• **GIVEN RECORDS**
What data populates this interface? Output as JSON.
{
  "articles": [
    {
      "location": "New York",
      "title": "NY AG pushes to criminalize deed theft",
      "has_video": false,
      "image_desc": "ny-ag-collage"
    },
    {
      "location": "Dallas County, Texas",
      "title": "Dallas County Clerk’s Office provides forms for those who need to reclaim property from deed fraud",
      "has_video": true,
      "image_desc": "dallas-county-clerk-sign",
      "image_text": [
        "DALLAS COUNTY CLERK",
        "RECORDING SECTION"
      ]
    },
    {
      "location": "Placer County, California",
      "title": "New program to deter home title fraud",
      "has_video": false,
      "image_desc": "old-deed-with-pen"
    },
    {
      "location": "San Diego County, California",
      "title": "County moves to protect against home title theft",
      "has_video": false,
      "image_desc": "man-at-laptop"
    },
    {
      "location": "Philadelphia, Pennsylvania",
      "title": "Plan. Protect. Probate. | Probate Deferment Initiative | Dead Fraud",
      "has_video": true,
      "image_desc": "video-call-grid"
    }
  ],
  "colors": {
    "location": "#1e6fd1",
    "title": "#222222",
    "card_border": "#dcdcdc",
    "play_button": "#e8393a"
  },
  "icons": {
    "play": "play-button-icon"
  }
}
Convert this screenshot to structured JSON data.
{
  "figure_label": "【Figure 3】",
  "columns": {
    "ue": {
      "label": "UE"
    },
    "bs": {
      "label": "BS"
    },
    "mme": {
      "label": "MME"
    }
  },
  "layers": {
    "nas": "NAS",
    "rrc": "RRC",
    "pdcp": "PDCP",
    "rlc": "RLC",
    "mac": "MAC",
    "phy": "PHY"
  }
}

• **GIVEN REQUEST**
Your task is to return, exactly and on their own, the lines from the one containing "Convert this screenshot" through the last line of the listing.

• **EXERCISE ANSWER**
Convert this screenshot to structured JSON data.
{
  "figure_label": "【Figure 3】",
  "columns": {
    "ue": {
      "label": "UE"
    },
    "bs": {
      "label": "BS"
    },
    "mme": {
      "label": "MME"
    }
  },
  "layers": {
    "nas": "NAS",
    "rrc": "RRC",
    "pdcp": "PDCP",
    "rlc": "RLC",
    "mac": "MAC",
    "phy": "PHY"
  }
}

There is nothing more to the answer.